Reproduce every line of the data below without any changes.

****************

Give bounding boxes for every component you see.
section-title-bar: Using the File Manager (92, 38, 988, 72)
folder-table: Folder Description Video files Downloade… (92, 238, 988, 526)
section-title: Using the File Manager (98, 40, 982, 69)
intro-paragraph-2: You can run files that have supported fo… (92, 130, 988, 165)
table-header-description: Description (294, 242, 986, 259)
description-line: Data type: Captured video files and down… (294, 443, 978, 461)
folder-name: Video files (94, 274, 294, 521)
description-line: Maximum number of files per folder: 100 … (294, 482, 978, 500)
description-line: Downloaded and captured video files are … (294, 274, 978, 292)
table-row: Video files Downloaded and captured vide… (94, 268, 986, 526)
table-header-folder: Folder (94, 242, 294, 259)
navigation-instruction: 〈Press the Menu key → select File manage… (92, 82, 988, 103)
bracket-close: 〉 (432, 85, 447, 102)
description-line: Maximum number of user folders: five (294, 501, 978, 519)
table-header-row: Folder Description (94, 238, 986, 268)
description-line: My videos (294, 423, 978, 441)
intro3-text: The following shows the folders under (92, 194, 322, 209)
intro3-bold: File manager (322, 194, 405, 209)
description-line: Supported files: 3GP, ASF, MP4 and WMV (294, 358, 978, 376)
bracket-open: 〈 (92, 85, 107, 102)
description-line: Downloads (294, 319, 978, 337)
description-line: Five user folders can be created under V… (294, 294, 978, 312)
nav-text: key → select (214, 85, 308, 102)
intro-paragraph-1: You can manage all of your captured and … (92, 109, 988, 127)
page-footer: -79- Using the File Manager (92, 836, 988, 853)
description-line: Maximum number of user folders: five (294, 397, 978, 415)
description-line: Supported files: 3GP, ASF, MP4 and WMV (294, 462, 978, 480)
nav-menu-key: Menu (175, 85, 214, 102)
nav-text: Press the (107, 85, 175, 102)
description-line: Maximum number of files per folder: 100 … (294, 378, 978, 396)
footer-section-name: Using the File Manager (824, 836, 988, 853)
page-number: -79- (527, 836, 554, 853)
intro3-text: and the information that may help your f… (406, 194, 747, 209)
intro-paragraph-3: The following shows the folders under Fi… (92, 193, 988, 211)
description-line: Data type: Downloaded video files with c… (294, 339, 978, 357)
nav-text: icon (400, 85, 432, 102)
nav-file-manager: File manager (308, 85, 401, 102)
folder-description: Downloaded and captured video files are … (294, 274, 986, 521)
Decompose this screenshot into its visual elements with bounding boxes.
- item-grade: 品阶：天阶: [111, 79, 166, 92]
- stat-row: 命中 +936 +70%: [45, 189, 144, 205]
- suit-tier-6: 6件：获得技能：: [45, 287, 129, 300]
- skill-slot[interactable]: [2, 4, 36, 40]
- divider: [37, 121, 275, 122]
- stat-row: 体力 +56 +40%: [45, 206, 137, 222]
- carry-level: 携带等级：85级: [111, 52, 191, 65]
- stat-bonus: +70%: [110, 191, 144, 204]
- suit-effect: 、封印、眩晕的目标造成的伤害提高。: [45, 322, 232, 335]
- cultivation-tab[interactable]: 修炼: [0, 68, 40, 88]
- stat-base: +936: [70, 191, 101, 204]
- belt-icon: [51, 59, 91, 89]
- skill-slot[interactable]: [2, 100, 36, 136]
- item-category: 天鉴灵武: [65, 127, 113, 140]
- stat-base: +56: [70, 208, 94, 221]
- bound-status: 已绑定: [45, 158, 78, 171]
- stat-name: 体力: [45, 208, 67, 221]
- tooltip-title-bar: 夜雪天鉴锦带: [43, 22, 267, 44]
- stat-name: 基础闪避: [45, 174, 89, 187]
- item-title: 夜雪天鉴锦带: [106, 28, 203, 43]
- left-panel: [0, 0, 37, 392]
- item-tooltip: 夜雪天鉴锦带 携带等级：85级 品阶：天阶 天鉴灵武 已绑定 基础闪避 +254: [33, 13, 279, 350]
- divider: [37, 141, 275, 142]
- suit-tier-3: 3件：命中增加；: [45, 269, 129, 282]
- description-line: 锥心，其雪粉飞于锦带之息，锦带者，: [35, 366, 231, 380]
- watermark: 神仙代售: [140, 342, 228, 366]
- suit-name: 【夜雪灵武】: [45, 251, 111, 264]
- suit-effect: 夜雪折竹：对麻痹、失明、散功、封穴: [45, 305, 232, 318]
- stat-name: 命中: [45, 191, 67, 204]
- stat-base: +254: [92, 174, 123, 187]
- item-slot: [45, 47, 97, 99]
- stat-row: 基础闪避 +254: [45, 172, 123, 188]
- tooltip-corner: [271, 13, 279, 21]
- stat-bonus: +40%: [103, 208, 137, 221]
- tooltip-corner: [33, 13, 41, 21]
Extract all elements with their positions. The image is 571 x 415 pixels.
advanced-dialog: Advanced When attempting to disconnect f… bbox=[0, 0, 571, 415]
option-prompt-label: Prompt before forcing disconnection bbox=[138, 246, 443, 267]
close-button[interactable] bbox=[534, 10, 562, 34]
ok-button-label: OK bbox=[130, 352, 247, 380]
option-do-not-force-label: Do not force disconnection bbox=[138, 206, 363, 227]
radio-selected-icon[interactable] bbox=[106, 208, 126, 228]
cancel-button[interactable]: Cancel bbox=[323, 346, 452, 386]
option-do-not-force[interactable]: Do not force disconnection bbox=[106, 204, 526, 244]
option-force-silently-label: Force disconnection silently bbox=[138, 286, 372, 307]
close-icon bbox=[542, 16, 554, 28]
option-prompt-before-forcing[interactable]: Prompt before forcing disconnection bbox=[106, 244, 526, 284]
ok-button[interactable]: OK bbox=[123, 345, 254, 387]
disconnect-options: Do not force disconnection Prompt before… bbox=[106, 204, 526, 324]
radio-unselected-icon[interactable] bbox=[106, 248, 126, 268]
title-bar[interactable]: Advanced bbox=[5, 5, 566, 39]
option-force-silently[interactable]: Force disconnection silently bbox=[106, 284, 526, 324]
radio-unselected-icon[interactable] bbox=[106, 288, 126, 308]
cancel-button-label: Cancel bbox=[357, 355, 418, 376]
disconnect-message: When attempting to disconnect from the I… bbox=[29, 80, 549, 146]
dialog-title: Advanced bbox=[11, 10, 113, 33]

****************

| Written solution |
Give bounding boxes for every component you see.
section-title-bar: Using the File Manager (92, 38, 988, 72)
folder-table: Folder Description Video files Downloade… (92, 238, 988, 526)
section-title: Using the File Manager (98, 40, 982, 69)
intro-paragraph-2: You can run files that have supported fo… (92, 130, 988, 165)
table-header-description: Description (294, 242, 986, 259)
description-line: Data type: Captured video files and down… (294, 443, 978, 461)
folder-name: Video files (94, 274, 294, 521)
description-line: Maximum number of files per folder: 100 … (294, 482, 978, 500)
description-line: Downloaded and captured video files are … (294, 274, 978, 292)
table-row: Video files Downloaded and captured vide… (94, 268, 986, 526)
table-header-folder: Folder (94, 242, 294, 259)
navigation-instruction: 〈Press the Menu key → select File manage… (92, 82, 988, 103)
bracket-close: 〉 (432, 85, 447, 102)
description-line: Maximum number of user folders: five (294, 501, 978, 519)
table-header-row: Folder Description (94, 238, 986, 268)
description-line: My videos (294, 423, 978, 441)
intro3-text: The following shows the folders under (92, 194, 322, 209)
intro3-bold: File manager (322, 194, 405, 209)
description-line: Supported files: 3GP, ASF, MP4 and WMV (294, 358, 978, 376)
bracket-open: 〈 (92, 85, 107, 102)
description-line: Downloads (294, 319, 978, 337)
description-line: Five user folders can be created under V… (294, 294, 978, 312)
nav-text: key → select (214, 85, 308, 102)
intro-paragraph-1: You can manage all of your captured and … (92, 109, 988, 127)
page-footer: -79- Using the File Manager (92, 836, 988, 853)
description-line: Maximum number of user folders: five (294, 397, 978, 415)
description-line: Supported files: 3GP, ASF, MP4 and WMV (294, 462, 978, 480)
nav-menu-key: Menu (175, 85, 214, 102)
nav-text: Press the (107, 85, 175, 102)
description-line: Maximum number of files per folder: 100 … (294, 378, 978, 396)
footer-section-name: Using the File Manager (824, 836, 988, 853)
page-number: -79- (527, 836, 554, 853)
intro3-text: and the information that may help your f… (406, 194, 747, 209)
intro-paragraph-3: The following shows the folders under Fi… (92, 193, 988, 211)
description-line: Data type: Downloaded video files with c… (294, 339, 978, 357)
nav-text: icon (400, 85, 432, 102)
nav-file-manager: File manager (308, 85, 401, 102)
folder-description: Downloaded and captured video files are … (294, 274, 986, 521)
Decompose this screenshot into its visual elements with bounding boxes.
- item-grade: 品阶：天阶: [111, 79, 166, 92]
- stat-row: 命中 +936 +70%: [45, 189, 144, 205]
- suit-tier-6: 6件：获得技能：: [45, 287, 129, 300]
- skill-slot[interactable]: [2, 4, 36, 40]
- divider: [37, 121, 275, 122]
- stat-row: 体力 +56 +40%: [45, 206, 137, 222]
- carry-level: 携带等级：85级: [111, 52, 191, 65]
- stat-bonus: +70%: [110, 191, 144, 204]
- suit-effect: 、封印、眩晕的目标造成的伤害提高。: [45, 322, 232, 335]
- cultivation-tab[interactable]: 修炼: [0, 68, 40, 88]
- stat-base: +936: [70, 191, 101, 204]
- belt-icon: [51, 59, 91, 89]
- skill-slot[interactable]: [2, 100, 36, 136]
- item-category: 天鉴灵武: [65, 127, 113, 140]
- stat-base: +56: [70, 208, 94, 221]
- bound-status: 已绑定: [45, 158, 78, 171]
- stat-name: 体力: [45, 208, 67, 221]
- tooltip-title-bar: 夜雪天鉴锦带: [43, 22, 267, 44]
- stat-name: 基础闪避: [45, 174, 89, 187]
- item-title: 夜雪天鉴锦带: [106, 28, 203, 43]
- left-panel: [0, 0, 37, 392]
- item-tooltip: 夜雪天鉴锦带 携带等级：85级 品阶：天阶 天鉴灵武 已绑定 基础闪避 +254: [33, 13, 279, 350]
- divider: [37, 141, 275, 142]
- suit-tier-3: 3件：命中增加；: [45, 269, 129, 282]
- description-line: 锥心，其雪粉飞于锦带之息，锦带者，: [35, 366, 231, 380]
- watermark: 神仙代售: [140, 342, 228, 366]
- suit-name: 【夜雪灵武】: [45, 251, 111, 264]
- suit-effect: 夜雪折竹：对麻痹、失明、散功、封穴: [45, 305, 232, 318]
- stat-name: 命中: [45, 191, 67, 204]
- stat-base: +254: [92, 174, 123, 187]
- item-slot: [45, 47, 97, 99]
- stat-row: 基础闪避 +254: [45, 172, 123, 188]
- tooltip-corner: [271, 13, 279, 21]
- stat-bonus: +40%: [103, 208, 137, 221]
- tooltip-corner: [33, 13, 41, 21]
Extract all elements with their positions. The image is 571 x 415 pixels.
advanced-dialog: Advanced When attempting to disconnect f… bbox=[0, 0, 571, 415]
option-prompt-label: Prompt before forcing disconnection bbox=[138, 246, 443, 267]
close-button[interactable] bbox=[534, 10, 562, 34]
ok-button-label: OK bbox=[130, 352, 247, 380]
option-do-not-force-label: Do not force disconnection bbox=[138, 206, 363, 227]
radio-selected-icon[interactable] bbox=[106, 208, 126, 228]
cancel-button[interactable]: Cancel bbox=[323, 346, 452, 386]
option-do-not-force[interactable]: Do not force disconnection bbox=[106, 204, 526, 244]
option-force-silently-label: Force disconnection silently bbox=[138, 286, 372, 307]
close-icon bbox=[542, 16, 554, 28]
option-prompt-before-forcing[interactable]: Prompt before forcing disconnection bbox=[106, 244, 526, 284]
ok-button[interactable]: OK bbox=[123, 345, 254, 387]
disconnect-options: Do not force disconnection Prompt before… bbox=[106, 204, 526, 324]
radio-unselected-icon[interactable] bbox=[106, 248, 126, 268]
title-bar[interactable]: Advanced bbox=[5, 5, 566, 39]
option-force-silently[interactable]: Force disconnection silently bbox=[106, 284, 526, 324]
radio-unselected-icon[interactable] bbox=[106, 288, 126, 308]
cancel-button-label: Cancel bbox=[357, 355, 418, 376]
disconnect-message: When attempting to disconnect from the I… bbox=[29, 80, 549, 146]
dialog-title: Advanced bbox=[11, 10, 113, 33]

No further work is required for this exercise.